_Activity:_ Read through the data, and wherever a line holds the word "many", write that line out.

_Data shown:_
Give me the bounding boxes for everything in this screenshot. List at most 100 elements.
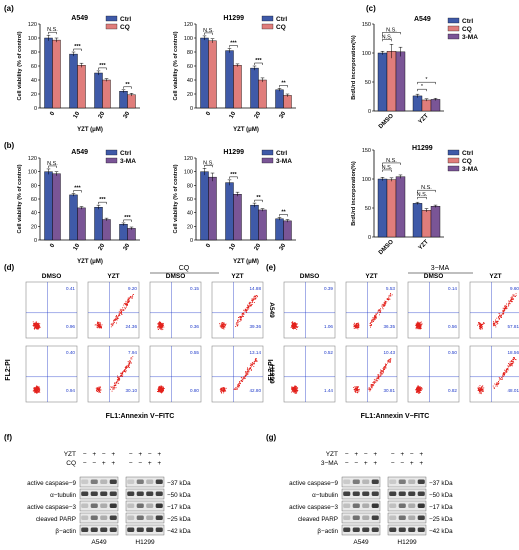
flow-plot: 5.53 36.35 (345, 281, 398, 339)
blot-membrane (79, 476, 119, 488)
legend-swatch (447, 157, 460, 164)
treatment-label: 3−MA (321, 460, 339, 467)
bar (69, 53, 78, 109)
flow-plot-frame (87, 345, 140, 403)
blot-band (417, 527, 425, 532)
significance-bracket (98, 67, 107, 70)
cell-line-label: H1299 (135, 539, 155, 546)
blot-band (127, 515, 135, 520)
bar (200, 37, 209, 109)
treatment-sign: − (83, 460, 87, 467)
x-tick-label: 20 (254, 110, 263, 119)
blot-band (90, 515, 98, 520)
blot-band (417, 503, 425, 508)
blot-band (408, 527, 416, 532)
blot-band (408, 503, 416, 508)
legend-label: CQ (276, 24, 286, 31)
treatment-sign: − (129, 451, 133, 458)
bar (119, 224, 128, 241)
blot-strip (387, 500, 427, 512)
blot-band (352, 479, 360, 484)
significance-label: *** (255, 58, 262, 64)
bar (412, 95, 423, 112)
x-tick-label: 0 (205, 110, 212, 116)
bar (77, 207, 86, 241)
significance-bracket (204, 165, 213, 168)
blot-band (146, 479, 154, 484)
cell-line-label: A549 (71, 149, 88, 156)
quadrant-value-upper: 7.94 (128, 350, 137, 355)
flow-plot-frame (149, 281, 202, 339)
flow-column-label: YZT (365, 273, 377, 280)
blot-band (417, 479, 425, 484)
x-tick-label: 0 (205, 242, 212, 248)
quadrant-value-lower: 57.81 (508, 324, 519, 329)
flow-events (290, 321, 299, 330)
x-tick-label: 30 (279, 110, 288, 119)
flow-plot: 18.56 48.01 (469, 345, 519, 403)
quadrant-value-lower: 24.36 (126, 324, 138, 329)
y-tick-label: 0 (34, 238, 37, 244)
blot-band (352, 527, 360, 532)
panel-label-a: (a) (4, 4, 14, 13)
blot-strip (79, 512, 119, 524)
blot-band (100, 479, 108, 484)
significance-bracket (279, 214, 288, 217)
blot-band (362, 515, 370, 520)
blot-strip (79, 500, 119, 512)
blot-strip (387, 524, 427, 536)
y-tick-label: 60 (31, 197, 37, 203)
blot-strip (125, 512, 165, 524)
blot-membrane (341, 476, 381, 488)
y-tick-label: 100 (184, 36, 193, 42)
treatment-sign: + (354, 451, 358, 458)
blot-band (371, 491, 379, 496)
flow-events (94, 294, 134, 329)
protein-label: α−tubulin (312, 492, 338, 499)
y-tick-label: 150 (362, 22, 371, 28)
x-tick-label: YZT (418, 239, 430, 251)
flow-plot-frame (211, 345, 264, 403)
treatment-sign: − (102, 451, 106, 458)
blot-band (362, 491, 370, 496)
blot-band (127, 527, 135, 532)
quadrant-value-upper: 10.43 (384, 350, 396, 355)
flow-plot: 0.39 1.06 (283, 281, 336, 339)
blot-band (81, 491, 89, 496)
legend-swatch (105, 157, 118, 164)
bar (395, 51, 406, 112)
cell-line-label: H1299 (397, 539, 417, 546)
flow-events (415, 385, 423, 395)
blot-band (389, 479, 397, 484)
blot-strip (341, 524, 381, 536)
x-tick-label: 20 (254, 242, 263, 251)
protein-label: α−tubulin (50, 492, 76, 499)
significance-label: N.S. (203, 160, 214, 166)
molecular-weight-label: −37 kDa (167, 480, 191, 487)
flow-plot: 0.41 0.96 (25, 281, 78, 339)
bar (44, 171, 53, 241)
blot-band (90, 479, 98, 484)
bar (395, 176, 406, 238)
blot-band (362, 503, 370, 508)
significance-label: *** (230, 41, 237, 47)
bar (102, 219, 111, 241)
treatment-sign: + (419, 451, 423, 458)
treatment-sign: + (400, 451, 404, 458)
bar (377, 178, 388, 238)
bar (94, 72, 103, 109)
blot-membrane (387, 488, 427, 500)
flow-plot: 0.15 0.36 (149, 281, 202, 339)
flow-plot: 0.50 0.82 (407, 345, 460, 403)
x-tick-label: 20 (98, 110, 107, 119)
bar (430, 206, 441, 238)
quadrant-value-lower: 1.06 (324, 324, 333, 329)
panel-label-b: (b) (4, 141, 15, 150)
flow-plot: 0.55 0.80 (149, 345, 202, 403)
blot-band (389, 503, 397, 508)
significance-bracket (123, 86, 132, 89)
blot-strip (125, 488, 165, 500)
y-tick-label: 60 (187, 197, 193, 203)
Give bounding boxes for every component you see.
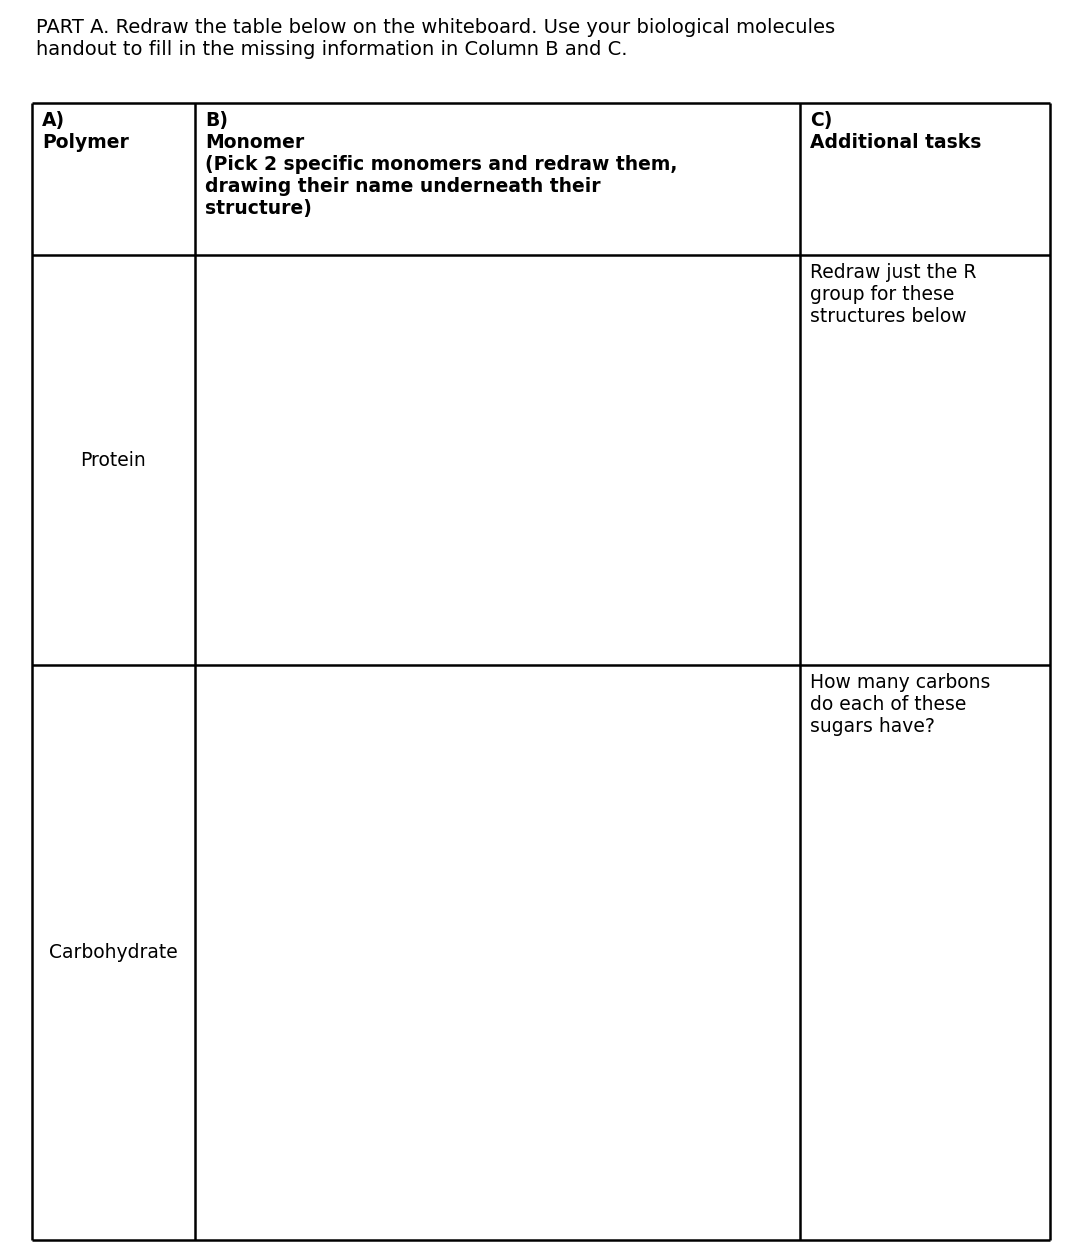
Text: A)
Polymer: A) Polymer xyxy=(42,111,129,152)
Text: Protein: Protein xyxy=(81,451,146,470)
Text: C)
Additional tasks: C) Additional tasks xyxy=(810,111,981,152)
Text: Carbohydrate: Carbohydrate xyxy=(49,942,178,961)
Text: B)
Monomer
(Pick 2 specific monomers and redraw them,
drawing their name underne: B) Monomer (Pick 2 specific monomers and… xyxy=(206,111,678,218)
Text: PART A. Redraw the table below on the whiteboard. Use your biological molecules
: PART A. Redraw the table below on the wh… xyxy=(36,18,835,59)
Text: Redraw just the R
group for these
structures below: Redraw just the R group for these struct… xyxy=(810,263,977,326)
Text: How many carbons
do each of these
sugars have?: How many carbons do each of these sugars… xyxy=(810,673,990,736)
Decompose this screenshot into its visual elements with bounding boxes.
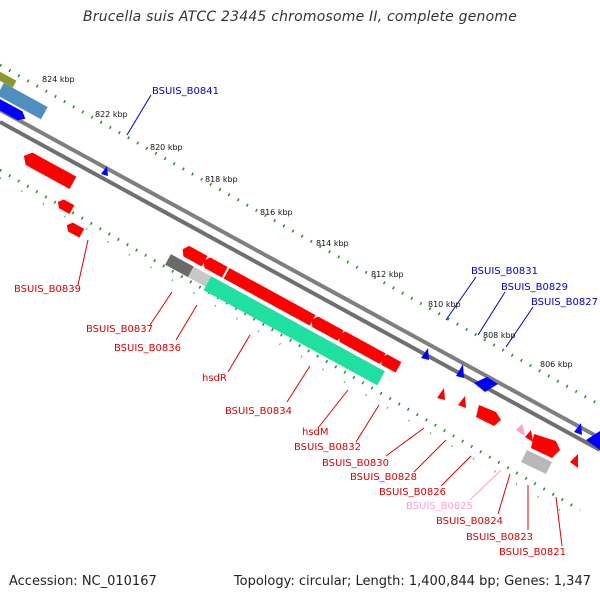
gene-red-2 [57,199,75,215]
tick-label-810: 810 kbp [428,300,461,309]
gene-pink-b0825 [516,424,525,436]
gene-red-1 [23,152,77,189]
gene-label-b0828: BSUIS_B0828 [350,472,417,483]
tick-label-808: 808 kbp [483,331,516,340]
accession-text: Accession: NC_010167 [9,574,157,589]
gene-label-hsdr: hsdR [202,373,227,384]
reverse-genes-left [23,152,85,238]
genome-backbone [0,108,600,440]
gene-red-top-a [182,245,208,267]
reverse-arrow-b0824 [525,430,533,442]
gene-olive [0,71,17,88]
gene-label-b0836: BSUIS_B0836 [114,343,181,354]
tick-label-818: 818 kbp [205,175,238,184]
genome-summary-text: Topology: circular; Length: 1,400,844 bp… [233,574,591,589]
gene-pseudo-light [187,266,212,287]
gene-label-b0837: BSUIS_B0837 [86,324,153,335]
scale-labels: 824 kbp 822 kbp 820 kbp 818 kbp 816 kbp … [42,75,573,369]
tick-label-816: 816 kbp [260,208,293,217]
tick-label-812: 812 kbp [371,270,404,279]
gene-pseudo-b0821 [521,450,552,474]
reverse-leaders [77,239,563,547]
genome-backbone-inner [0,120,600,452]
tick-label-820: 820 kbp [150,143,183,152]
forward-gene-labels: BSUIS_B0841 BSUIS_B0831 BSUIS_B0829 BSUI… [152,86,598,308]
gene-label-b0825: BSUIS_B0825 [406,501,473,512]
gene-red-b0828 [380,354,402,373]
forward-arrow-4 [474,377,498,392]
reverse-arrow-b0821 [570,454,578,468]
gene-red-b0826 [476,405,501,426]
gene-red-b0832 [311,316,344,341]
gene-label-b0821: BSUIS_B0821 [499,547,566,558]
outer-tick-row [0,63,600,407]
forward-arrow-5 [574,423,582,435]
gene-label-b0826: BSUIS_B0826 [379,487,446,498]
gene-label-b0839: BSUIS_B0839 [14,284,81,295]
gene-steelblue [0,82,48,120]
reverse-arrow-2 [458,396,466,408]
gene-label-b0841: BSUIS_B0841 [152,86,219,97]
gene-rna-b0834 [293,325,385,386]
gene-label-b0829: BSUIS_B0829 [501,282,568,293]
gene-blue-arrow [0,97,26,121]
forward-gene-group-topleft [0,71,48,121]
gene-rna-hsdr [203,276,301,340]
gene-label-b0824: BSUIS_B0824 [436,516,503,527]
central-gene-block [165,245,402,386]
tick-label-822: 822 kbp [95,110,128,119]
gene-label-b0831: BSUIS_B0831 [471,266,538,277]
map-title: Brucella suis ATCC 23445 chromosome II, … [82,9,518,25]
forward-arrow-1 [101,166,108,176]
gene-label-b0832: BSUIS_B0832 [294,442,361,453]
forward-arrow-2 [421,348,429,360]
gene-red-top-b [203,257,228,278]
reverse-gene-labels: BSUIS_B0839 BSUIS_B0837 BSUIS_B0836 hsdR… [14,284,566,558]
inner-tick-row [0,168,581,512]
reverse-arrow-1 [437,388,445,400]
forward-leaders [126,94,534,348]
gene-label-b0830: BSUIS_B0830 [322,458,389,469]
inner-tick-row-2 [0,177,571,517]
gene-label-b0827: BSUIS_B0827 [531,297,598,308]
tick-label-824: 824 kbp [42,75,75,84]
tick-label-814: 814 kbp [316,239,349,248]
gene-red-long [223,267,316,326]
gene-label-b0823: BSUIS_B0823 [466,532,533,543]
gene-label-b0834: BSUIS_B0834 [225,406,292,417]
gene-red-b0830 [338,331,386,364]
gene-red-b0823 [531,434,560,458]
tick-label-806: 806 kbp [540,360,573,369]
forward-arrow-3 [456,364,464,378]
gene-label-hsdm: hsdM [302,427,329,438]
gene-pseudo-dark [165,254,194,278]
forward-arrow-6 [586,431,600,450]
gene-red-3 [66,222,85,238]
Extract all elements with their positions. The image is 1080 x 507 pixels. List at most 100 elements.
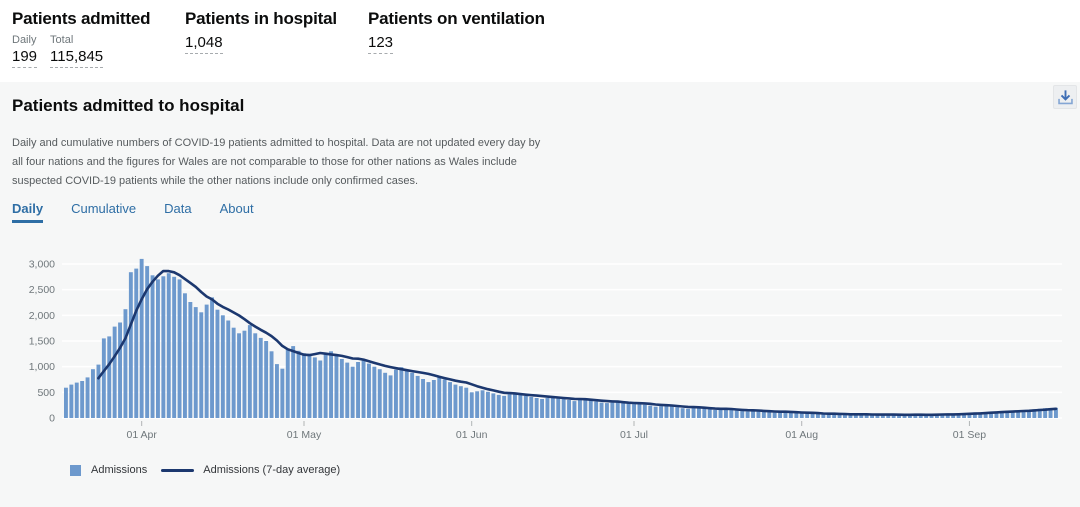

_Task output:_
Text: How many carbons
sugars have?: How many carbons do each of these sugars… xyxy=(810,673,990,736)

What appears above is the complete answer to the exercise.